Among the entries below, find the lines with "über" and copy them.
■ ■ ■ ■
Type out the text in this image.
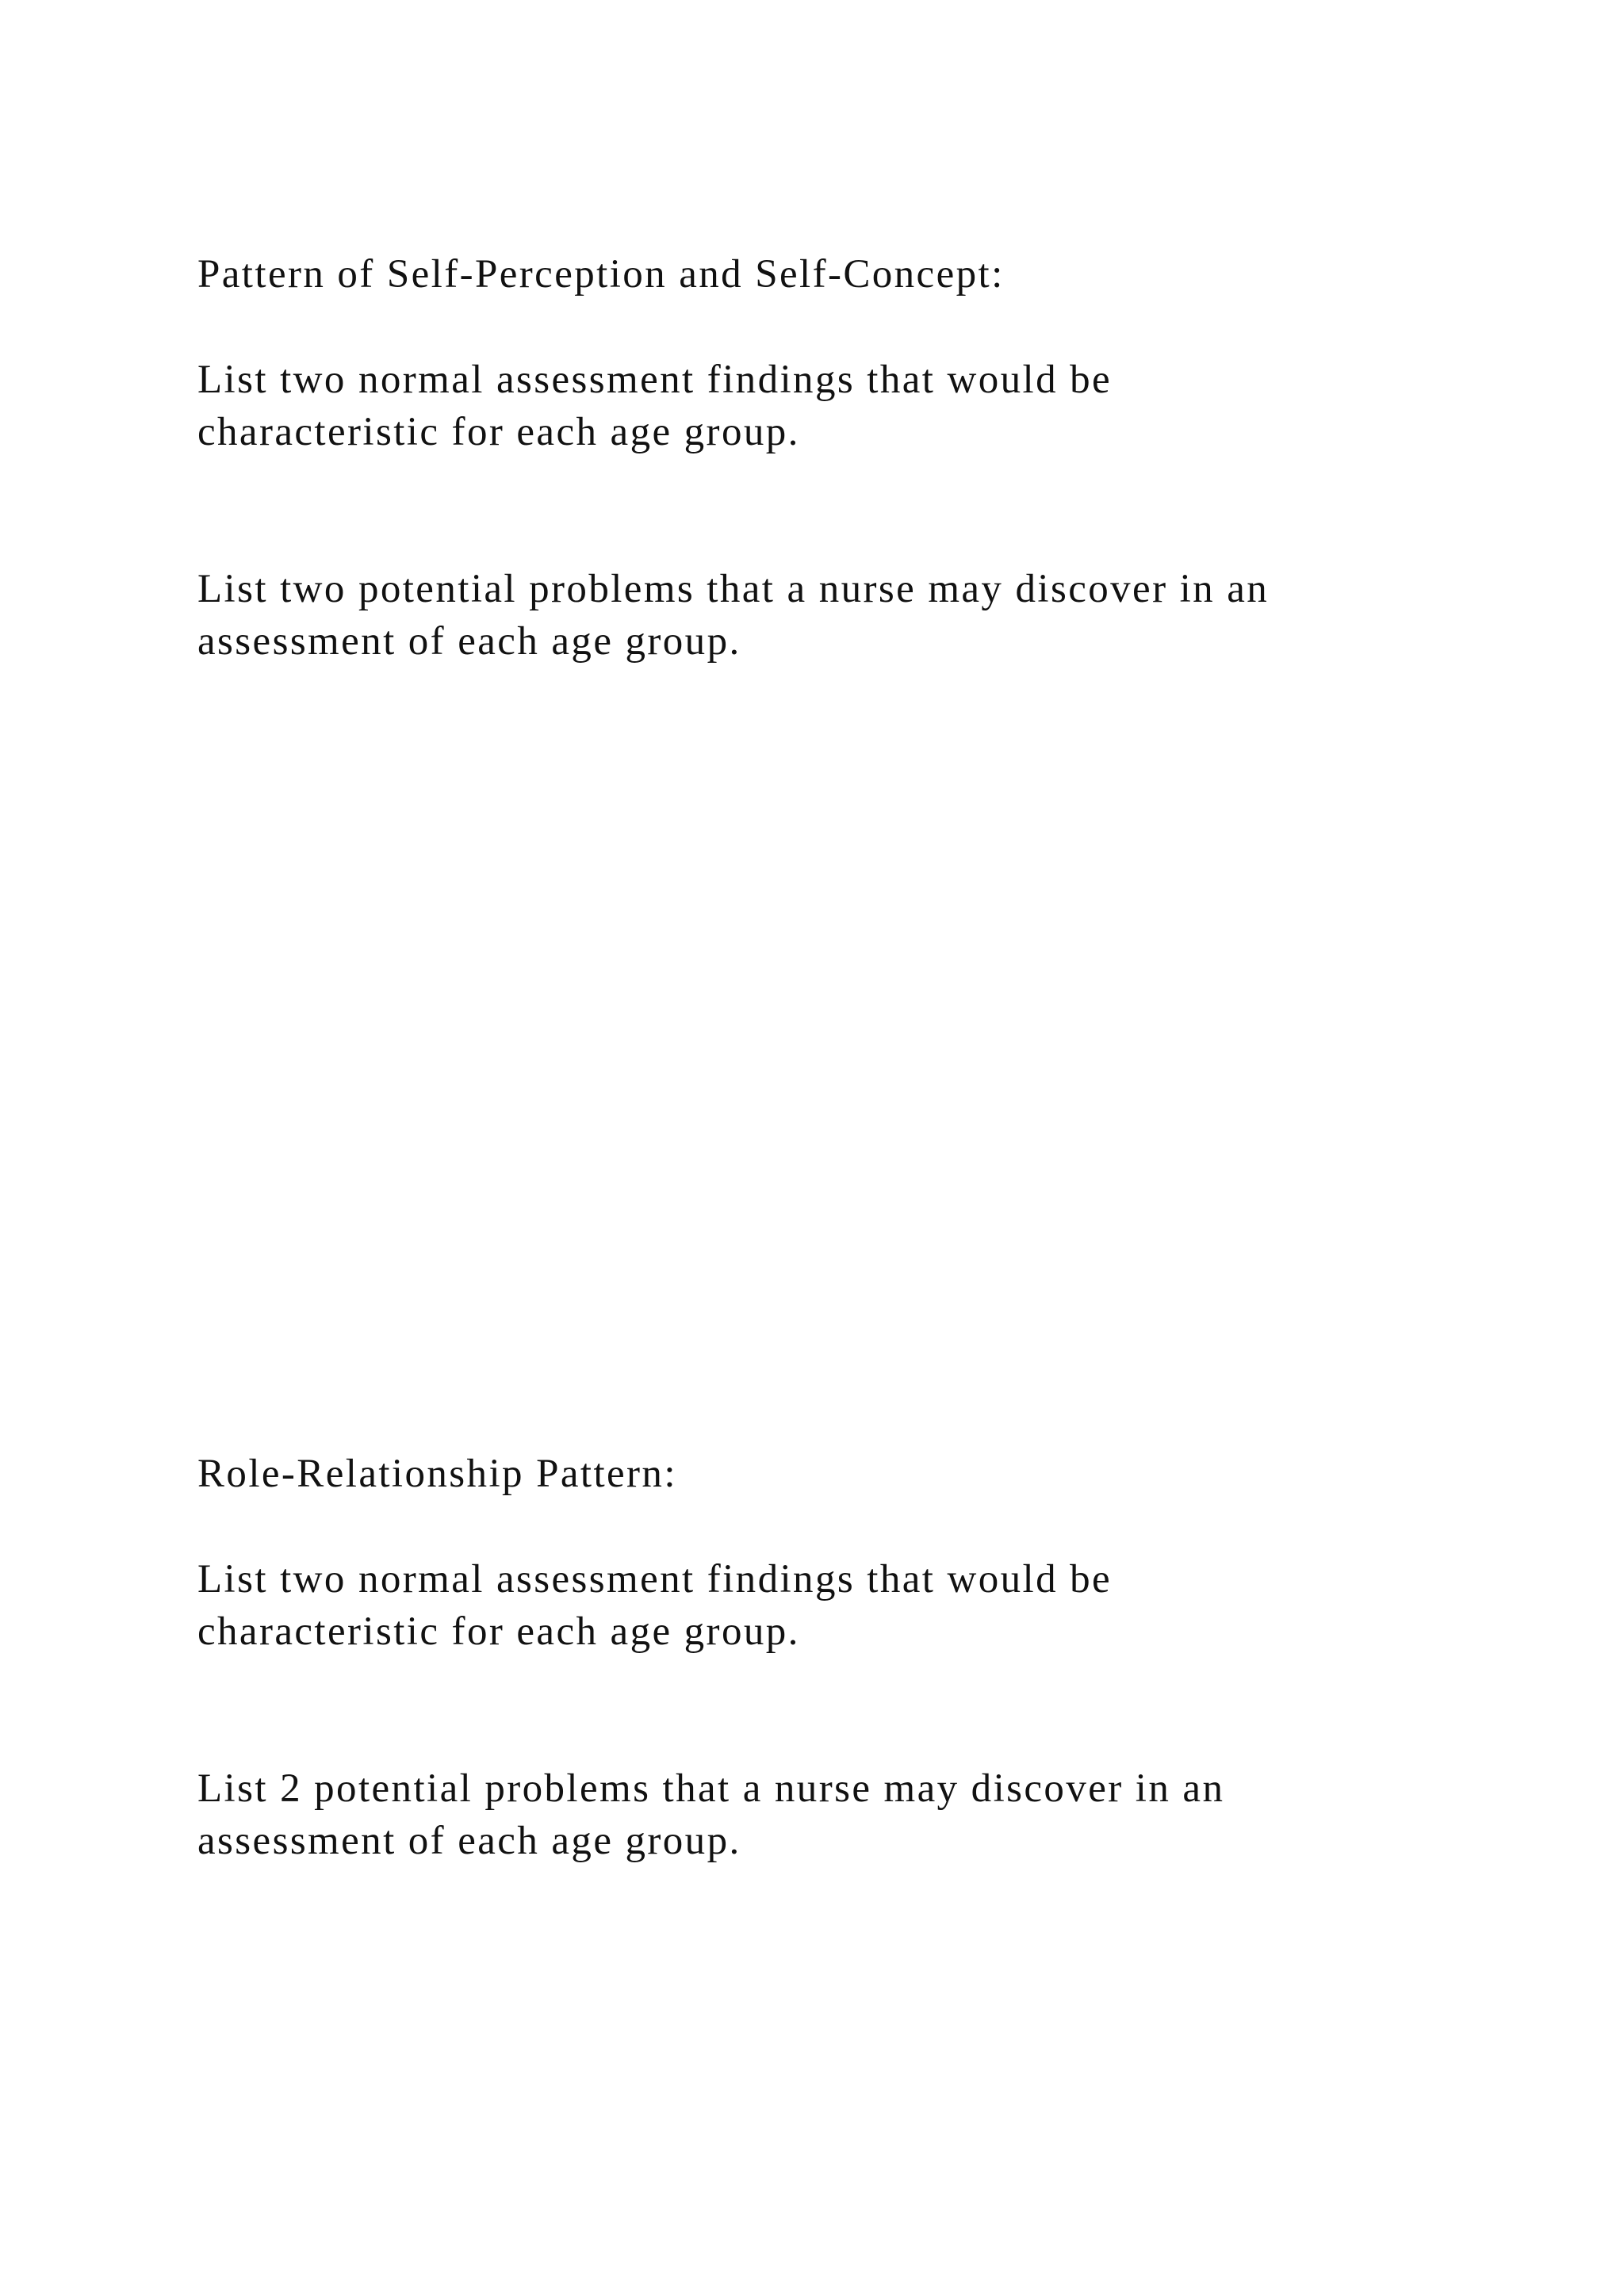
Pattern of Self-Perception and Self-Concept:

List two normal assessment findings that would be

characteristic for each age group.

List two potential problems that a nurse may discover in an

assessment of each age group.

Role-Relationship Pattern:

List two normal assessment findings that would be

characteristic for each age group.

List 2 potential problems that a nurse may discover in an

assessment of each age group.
■ ■ ■ ■
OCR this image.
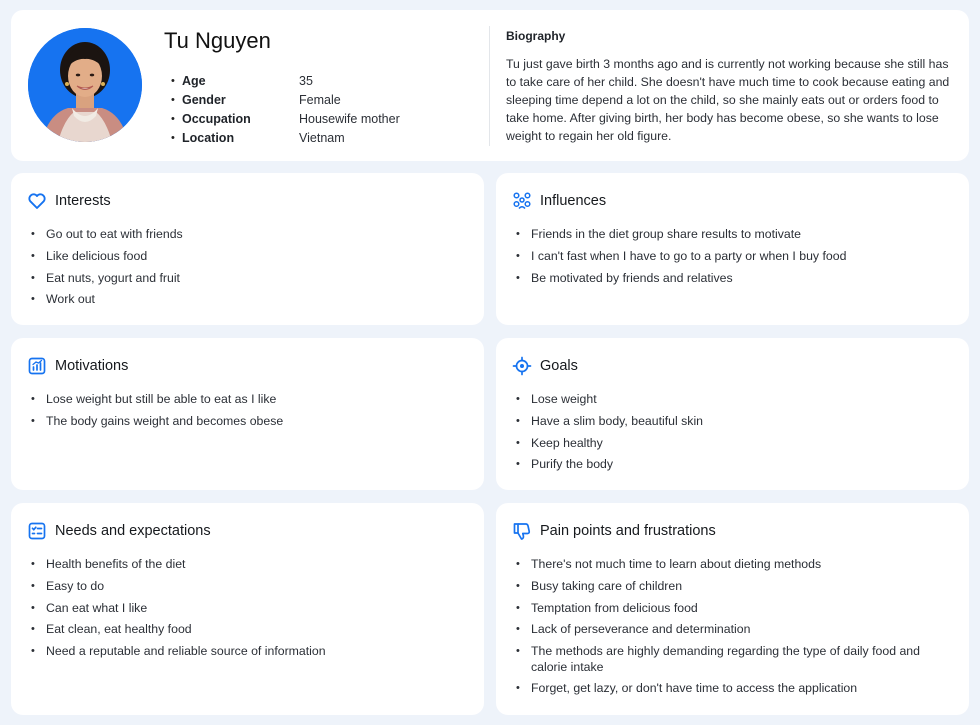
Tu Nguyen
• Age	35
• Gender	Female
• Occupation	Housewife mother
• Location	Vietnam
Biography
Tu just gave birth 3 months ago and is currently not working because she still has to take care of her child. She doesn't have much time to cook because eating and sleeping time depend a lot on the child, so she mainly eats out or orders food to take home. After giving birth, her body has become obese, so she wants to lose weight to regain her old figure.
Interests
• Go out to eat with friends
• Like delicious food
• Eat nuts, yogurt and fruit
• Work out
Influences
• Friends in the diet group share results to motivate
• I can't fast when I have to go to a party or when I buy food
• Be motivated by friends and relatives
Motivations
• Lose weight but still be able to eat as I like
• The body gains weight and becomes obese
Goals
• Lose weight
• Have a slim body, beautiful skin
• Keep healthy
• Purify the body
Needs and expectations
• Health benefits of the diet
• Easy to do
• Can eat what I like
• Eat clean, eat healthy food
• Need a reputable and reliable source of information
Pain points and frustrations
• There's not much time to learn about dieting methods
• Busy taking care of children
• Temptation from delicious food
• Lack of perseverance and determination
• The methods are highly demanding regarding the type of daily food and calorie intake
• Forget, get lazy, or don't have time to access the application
■ ■ ■ ■
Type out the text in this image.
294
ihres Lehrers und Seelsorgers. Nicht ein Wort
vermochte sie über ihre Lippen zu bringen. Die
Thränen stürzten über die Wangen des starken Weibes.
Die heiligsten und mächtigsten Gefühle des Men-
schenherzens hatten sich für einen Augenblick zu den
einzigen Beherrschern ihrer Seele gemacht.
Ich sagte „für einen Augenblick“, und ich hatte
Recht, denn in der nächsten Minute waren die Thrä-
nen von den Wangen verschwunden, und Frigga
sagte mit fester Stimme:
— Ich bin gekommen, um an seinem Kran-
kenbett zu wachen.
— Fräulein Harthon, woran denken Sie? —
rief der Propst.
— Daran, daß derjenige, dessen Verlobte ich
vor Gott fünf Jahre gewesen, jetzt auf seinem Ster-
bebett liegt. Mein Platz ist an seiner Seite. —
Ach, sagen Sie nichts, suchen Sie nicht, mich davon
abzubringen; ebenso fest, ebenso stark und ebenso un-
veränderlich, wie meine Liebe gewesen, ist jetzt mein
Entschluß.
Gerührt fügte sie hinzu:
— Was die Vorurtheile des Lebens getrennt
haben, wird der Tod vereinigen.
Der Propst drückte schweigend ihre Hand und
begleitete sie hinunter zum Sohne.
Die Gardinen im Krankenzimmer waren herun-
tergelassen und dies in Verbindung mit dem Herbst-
■ ■ ■ ■
**Problem solution:**
vermochte sie über ihre Lippen zu bringen. Die
Thränen stürzten über die Wangen des starken Weibes.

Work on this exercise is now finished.